Your answer should be a single number: the count of lines in the material below that hold "Астрид".

(Dataset items)

** START **

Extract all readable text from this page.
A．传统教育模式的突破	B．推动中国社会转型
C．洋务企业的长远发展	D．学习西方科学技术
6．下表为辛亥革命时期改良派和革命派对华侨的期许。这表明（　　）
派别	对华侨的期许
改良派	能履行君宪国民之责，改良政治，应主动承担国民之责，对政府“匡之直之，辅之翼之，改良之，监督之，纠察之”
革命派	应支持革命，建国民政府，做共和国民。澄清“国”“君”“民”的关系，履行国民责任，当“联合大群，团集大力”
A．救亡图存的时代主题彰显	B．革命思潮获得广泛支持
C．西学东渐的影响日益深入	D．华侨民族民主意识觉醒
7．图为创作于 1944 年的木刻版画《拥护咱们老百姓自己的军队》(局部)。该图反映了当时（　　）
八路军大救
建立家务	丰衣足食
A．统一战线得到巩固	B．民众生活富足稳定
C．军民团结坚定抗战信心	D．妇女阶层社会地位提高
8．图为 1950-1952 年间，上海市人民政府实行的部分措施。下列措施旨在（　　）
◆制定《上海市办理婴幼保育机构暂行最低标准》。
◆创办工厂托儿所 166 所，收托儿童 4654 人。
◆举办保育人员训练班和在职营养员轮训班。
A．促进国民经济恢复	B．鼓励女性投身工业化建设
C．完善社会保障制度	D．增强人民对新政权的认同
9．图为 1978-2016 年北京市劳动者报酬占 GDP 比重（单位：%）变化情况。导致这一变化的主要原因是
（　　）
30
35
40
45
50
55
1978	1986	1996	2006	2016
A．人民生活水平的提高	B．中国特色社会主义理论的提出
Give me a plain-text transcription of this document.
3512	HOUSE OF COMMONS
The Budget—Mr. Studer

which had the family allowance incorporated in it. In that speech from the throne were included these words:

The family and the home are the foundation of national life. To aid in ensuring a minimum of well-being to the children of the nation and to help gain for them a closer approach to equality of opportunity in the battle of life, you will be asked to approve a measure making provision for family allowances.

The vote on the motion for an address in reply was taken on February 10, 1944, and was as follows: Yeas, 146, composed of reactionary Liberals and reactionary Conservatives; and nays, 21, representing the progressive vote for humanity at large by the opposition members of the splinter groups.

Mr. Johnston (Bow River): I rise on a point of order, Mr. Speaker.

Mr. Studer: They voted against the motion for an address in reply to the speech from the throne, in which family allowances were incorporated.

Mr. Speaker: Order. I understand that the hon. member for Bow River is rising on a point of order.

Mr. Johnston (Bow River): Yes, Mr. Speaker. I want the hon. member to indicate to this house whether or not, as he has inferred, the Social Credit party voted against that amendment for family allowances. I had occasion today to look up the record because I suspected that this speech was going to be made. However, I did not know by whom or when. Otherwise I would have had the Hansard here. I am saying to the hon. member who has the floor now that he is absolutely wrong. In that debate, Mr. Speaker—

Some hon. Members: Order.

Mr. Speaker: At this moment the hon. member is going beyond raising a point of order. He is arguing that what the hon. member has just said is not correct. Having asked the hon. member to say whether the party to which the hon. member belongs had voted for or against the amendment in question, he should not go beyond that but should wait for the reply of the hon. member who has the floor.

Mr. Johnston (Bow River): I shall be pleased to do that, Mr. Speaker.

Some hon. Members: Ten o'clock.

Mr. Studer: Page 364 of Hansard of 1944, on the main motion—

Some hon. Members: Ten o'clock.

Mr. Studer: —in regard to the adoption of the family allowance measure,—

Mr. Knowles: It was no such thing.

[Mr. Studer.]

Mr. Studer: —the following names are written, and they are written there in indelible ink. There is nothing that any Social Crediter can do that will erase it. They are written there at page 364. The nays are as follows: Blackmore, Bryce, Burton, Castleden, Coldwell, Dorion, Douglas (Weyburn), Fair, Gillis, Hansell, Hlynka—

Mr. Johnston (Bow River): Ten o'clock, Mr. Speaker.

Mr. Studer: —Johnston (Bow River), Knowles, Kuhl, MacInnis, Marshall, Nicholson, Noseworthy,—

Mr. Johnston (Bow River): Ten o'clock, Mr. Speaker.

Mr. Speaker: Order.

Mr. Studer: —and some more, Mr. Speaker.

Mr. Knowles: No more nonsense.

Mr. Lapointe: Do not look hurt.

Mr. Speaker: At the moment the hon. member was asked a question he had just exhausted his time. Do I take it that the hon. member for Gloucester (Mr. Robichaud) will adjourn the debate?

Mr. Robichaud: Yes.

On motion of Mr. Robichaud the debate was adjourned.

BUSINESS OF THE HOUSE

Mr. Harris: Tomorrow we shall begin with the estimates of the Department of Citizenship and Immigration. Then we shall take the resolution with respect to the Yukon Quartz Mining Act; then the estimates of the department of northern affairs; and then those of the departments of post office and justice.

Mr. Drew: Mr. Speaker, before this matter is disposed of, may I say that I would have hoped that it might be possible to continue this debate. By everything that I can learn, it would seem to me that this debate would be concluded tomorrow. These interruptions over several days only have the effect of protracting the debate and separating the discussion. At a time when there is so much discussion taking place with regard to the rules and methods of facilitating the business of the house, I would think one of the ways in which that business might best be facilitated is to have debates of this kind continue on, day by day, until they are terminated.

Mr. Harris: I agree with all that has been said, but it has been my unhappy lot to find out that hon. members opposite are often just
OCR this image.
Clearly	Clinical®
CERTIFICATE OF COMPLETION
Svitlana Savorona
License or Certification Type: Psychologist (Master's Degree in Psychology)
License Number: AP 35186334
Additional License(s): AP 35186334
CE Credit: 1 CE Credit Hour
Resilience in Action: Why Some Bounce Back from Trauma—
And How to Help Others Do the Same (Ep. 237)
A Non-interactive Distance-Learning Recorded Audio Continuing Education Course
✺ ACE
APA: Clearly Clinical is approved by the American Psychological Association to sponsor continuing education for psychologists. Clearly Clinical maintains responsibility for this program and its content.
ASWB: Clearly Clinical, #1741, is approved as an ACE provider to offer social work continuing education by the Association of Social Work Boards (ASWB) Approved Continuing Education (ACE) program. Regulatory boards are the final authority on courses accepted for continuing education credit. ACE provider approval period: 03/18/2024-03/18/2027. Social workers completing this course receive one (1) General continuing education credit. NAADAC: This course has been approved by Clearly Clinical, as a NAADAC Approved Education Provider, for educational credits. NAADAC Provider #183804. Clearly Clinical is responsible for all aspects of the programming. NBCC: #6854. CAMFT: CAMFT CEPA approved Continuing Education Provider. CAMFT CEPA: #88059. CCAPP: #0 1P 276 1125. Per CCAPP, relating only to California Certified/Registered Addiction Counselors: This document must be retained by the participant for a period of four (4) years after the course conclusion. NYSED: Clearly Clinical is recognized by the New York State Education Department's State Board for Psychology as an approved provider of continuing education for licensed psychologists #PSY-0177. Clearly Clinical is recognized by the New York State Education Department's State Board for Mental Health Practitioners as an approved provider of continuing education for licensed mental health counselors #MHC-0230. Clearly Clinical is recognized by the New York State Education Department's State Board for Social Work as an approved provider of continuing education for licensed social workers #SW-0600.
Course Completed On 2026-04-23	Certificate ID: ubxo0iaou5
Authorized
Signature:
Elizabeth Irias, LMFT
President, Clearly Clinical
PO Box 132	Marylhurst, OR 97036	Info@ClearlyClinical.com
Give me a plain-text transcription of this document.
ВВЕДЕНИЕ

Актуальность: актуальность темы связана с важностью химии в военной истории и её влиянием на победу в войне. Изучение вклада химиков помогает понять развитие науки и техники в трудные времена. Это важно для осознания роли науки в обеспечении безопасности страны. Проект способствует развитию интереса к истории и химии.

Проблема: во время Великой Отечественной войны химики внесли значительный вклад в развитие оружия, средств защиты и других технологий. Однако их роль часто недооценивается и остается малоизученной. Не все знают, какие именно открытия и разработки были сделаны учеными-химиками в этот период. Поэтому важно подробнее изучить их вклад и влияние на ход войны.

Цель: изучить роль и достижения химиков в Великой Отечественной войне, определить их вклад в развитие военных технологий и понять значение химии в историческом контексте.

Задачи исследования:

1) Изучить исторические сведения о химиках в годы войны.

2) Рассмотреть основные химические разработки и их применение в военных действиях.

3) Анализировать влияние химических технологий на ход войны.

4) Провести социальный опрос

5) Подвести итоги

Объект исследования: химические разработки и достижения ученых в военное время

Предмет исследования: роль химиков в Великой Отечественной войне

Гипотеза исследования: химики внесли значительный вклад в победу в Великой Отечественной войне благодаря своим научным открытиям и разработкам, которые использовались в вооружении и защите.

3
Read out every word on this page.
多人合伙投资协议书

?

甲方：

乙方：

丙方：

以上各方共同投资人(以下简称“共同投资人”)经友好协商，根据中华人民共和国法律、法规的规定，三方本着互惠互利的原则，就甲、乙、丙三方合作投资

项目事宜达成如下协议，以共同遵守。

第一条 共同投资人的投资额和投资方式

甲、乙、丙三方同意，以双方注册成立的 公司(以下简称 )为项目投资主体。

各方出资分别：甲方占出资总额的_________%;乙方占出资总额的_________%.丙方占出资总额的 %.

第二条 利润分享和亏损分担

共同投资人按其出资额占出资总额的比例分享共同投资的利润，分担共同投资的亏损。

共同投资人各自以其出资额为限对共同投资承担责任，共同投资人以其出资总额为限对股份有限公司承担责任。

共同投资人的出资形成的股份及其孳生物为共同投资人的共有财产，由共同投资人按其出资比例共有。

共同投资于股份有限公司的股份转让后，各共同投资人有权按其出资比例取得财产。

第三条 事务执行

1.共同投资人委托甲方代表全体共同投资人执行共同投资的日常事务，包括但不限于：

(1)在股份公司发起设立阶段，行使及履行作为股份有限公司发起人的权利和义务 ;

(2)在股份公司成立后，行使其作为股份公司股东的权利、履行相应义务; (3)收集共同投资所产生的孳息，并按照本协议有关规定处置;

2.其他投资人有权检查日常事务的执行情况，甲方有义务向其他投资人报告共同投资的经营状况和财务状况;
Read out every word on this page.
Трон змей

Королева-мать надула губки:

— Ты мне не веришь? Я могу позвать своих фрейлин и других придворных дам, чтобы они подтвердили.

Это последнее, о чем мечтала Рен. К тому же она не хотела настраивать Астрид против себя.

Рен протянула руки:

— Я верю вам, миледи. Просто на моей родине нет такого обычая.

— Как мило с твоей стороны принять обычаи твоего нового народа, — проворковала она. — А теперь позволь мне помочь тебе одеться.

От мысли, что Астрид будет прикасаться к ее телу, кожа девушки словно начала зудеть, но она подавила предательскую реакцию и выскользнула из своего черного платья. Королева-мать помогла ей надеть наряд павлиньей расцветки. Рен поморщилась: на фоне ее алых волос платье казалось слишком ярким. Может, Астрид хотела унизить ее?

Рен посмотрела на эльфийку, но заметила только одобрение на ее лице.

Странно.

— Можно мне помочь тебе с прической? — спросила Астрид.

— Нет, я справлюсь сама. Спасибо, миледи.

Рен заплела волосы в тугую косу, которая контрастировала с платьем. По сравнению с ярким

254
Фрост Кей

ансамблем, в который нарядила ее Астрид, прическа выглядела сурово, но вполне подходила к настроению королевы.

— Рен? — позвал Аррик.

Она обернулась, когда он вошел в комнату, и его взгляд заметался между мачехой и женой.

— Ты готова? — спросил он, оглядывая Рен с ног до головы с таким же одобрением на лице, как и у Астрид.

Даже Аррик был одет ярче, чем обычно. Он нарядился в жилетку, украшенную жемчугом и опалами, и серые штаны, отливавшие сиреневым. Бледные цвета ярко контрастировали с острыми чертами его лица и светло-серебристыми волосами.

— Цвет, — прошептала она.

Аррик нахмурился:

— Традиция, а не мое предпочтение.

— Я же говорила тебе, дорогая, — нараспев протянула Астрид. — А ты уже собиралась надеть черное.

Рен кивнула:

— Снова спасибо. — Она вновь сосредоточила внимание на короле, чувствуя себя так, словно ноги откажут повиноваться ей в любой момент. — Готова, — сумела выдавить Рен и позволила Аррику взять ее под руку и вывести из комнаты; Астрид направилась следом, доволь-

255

** END **

**Reply to the task**:
7